*PROBLEM STATEMENT*
What is the number of lines that include the word "Audio"? Provide only that figure.

*ENTRIES SHOWN*
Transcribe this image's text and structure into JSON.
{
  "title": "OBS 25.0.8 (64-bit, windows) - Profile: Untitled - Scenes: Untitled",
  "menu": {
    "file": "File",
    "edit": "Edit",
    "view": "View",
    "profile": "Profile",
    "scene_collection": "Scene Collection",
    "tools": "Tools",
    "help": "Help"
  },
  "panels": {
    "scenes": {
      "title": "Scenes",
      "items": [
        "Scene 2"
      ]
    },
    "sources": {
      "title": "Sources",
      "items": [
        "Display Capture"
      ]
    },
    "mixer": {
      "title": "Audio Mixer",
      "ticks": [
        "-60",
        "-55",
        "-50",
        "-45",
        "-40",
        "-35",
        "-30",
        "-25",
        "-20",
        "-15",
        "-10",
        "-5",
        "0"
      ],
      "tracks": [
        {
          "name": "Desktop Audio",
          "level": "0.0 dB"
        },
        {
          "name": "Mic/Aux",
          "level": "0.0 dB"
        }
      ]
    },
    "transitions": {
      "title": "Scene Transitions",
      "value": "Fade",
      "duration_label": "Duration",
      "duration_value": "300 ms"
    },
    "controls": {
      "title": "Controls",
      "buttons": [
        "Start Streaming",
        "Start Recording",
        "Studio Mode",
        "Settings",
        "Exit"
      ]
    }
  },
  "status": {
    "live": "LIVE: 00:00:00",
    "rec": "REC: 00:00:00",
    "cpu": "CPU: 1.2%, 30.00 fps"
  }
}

*WORKED SOLUTION*
2